» **Aim of the exercise**:
Output all of the entries below precisely as written.
----- Task material
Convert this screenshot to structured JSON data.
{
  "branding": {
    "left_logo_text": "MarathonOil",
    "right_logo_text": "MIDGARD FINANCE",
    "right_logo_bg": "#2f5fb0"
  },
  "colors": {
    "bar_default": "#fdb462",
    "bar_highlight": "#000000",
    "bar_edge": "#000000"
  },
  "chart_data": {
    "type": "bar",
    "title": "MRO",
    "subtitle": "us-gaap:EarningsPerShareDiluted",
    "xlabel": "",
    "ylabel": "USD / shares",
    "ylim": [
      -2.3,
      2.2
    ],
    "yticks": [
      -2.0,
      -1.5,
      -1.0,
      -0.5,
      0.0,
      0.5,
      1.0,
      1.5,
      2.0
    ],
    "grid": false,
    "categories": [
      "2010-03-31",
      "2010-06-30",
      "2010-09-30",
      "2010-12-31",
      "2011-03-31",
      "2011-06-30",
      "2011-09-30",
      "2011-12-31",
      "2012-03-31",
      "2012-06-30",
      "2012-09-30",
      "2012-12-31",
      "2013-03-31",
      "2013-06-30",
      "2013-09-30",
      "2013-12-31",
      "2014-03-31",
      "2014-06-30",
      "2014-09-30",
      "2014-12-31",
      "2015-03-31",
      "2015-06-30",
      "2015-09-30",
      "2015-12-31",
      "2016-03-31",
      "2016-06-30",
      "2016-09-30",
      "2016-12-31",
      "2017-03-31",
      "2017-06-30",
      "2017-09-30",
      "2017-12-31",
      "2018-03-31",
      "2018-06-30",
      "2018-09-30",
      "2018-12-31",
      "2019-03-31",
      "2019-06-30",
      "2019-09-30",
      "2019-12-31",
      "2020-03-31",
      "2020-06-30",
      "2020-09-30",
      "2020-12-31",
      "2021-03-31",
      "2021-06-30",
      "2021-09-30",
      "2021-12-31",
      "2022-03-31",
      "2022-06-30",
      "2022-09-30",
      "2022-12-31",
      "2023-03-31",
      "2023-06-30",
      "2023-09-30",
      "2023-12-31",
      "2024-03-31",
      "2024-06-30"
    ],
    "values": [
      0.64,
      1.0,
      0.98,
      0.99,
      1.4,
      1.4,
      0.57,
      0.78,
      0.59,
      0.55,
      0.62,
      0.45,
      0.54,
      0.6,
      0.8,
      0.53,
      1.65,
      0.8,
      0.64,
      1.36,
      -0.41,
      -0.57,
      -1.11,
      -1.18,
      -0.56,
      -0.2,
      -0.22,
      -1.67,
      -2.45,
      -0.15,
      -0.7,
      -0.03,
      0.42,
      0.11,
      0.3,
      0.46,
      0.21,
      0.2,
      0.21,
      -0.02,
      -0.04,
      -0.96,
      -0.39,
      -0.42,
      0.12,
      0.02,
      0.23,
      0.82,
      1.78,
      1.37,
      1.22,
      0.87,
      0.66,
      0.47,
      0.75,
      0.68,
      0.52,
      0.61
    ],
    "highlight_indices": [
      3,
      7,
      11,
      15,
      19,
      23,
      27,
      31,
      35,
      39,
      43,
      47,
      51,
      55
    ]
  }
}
----------
» **Finished task**:
Convert this screenshot to structured JSON data.
{
  "branding": {
    "left_logo_text": "MarathonOil",
    "right_logo_text": "MIDGARD FINANCE",
    "right_logo_bg": "#2f5fb0"
  },
  "colors": {
    "bar_default": "#fdb462",
    "bar_highlight": "#000000",
    "bar_edge": "#000000"
  },
  "chart_data": {
    "type": "bar",
    "title": "MRO",
    "subtitle": "us-gaap:EarningsPerShareDiluted",
    "xlabel": "",
    "ylabel": "USD / shares",
    "ylim": [
      -2.3,
      2.2
    ],
    "yticks": [
      -2.0,
      -1.5,
      -1.0,
      -0.5,
      0.0,
      0.5,
      1.0,
      1.5,
      2.0
    ],
    "grid": false,
    "categories": [
      "2010-03-31",
      "2010-06-30",
      "2010-09-30",
      "2010-12-31",
      "2011-03-31",
      "2011-06-30",
      "2011-09-30",
      "2011-12-31",
      "2012-03-31",
      "2012-06-30",
      "2012-09-30",
      "2012-12-31",
      "2013-03-31",
      "2013-06-30",
      "2013-09-30",
      "2013-12-31",
      "2014-03-31",
      "2014-06-30",
      "2014-09-30",
      "2014-12-31",
      "2015-03-31",
      "2015-06-30",
      "2015-09-30",
      "2015-12-31",
      "2016-03-31",
      "2016-06-30",
      "2016-09-30",
      "2016-12-31",
      "2017-03-31",
      "2017-06-30",
      "2017-09-30",
      "2017-12-31",
      "2018-03-31",
      "2018-06-30",
      "2018-09-30",
      "2018-12-31",
      "2019-03-31",
      "2019-06-30",
      "2019-09-30",
      "2019-12-31",
      "2020-03-31",
      "2020-06-30",
      "2020-09-30",
      "2020-12-31",
      "2021-03-31",
      "2021-06-30",
      "2021-09-30",
      "2021-12-31",
      "2022-03-31",
      "2022-06-30",
      "2022-09-30",
      "2022-12-31",
      "2023-03-31",
      "2023-06-30",
      "2023-09-30",
      "2023-12-31",
      "2024-03-31",
      "2024-06-30"
    ],
    "values": [
      0.64,
      1.0,
      0.98,
      0.99,
      1.4,
      1.4,
      0.57,
      0.78,
      0.59,
      0.55,
      0.62,
      0.45,
      0.54,
      0.6,
      0.8,
      0.53,
      1.65,
      0.8,
      0.64,
      1.36,
      -0.41,
      -0.57,
      -1.11,
      -1.18,
      -0.56,
      -0.2,
      -0.22,
      -1.67,
      -2.45,
      -0.15,
      -0.7,
      -0.03,
      0.42,
      0.11,
      0.3,
      0.46,
      0.21,
      0.2,
      0.21,
      -0.02,
      -0.04,
      -0.96,
      -0.39,
      -0.42,
      0.12,
      0.02,
      0.23,
      0.82,
      1.78,
      1.37,
      1.22,
      0.87,
      0.66,
      0.47,
      0.75,
      0.68,
      0.52,
      0.61
    ],
    "highlight_indices": [
      3,
      7,
      11,
      15,
      19,
      23,
      27,
      31,
      35,
      39,
      43,
      47,
      51,
      55
    ]
  }
}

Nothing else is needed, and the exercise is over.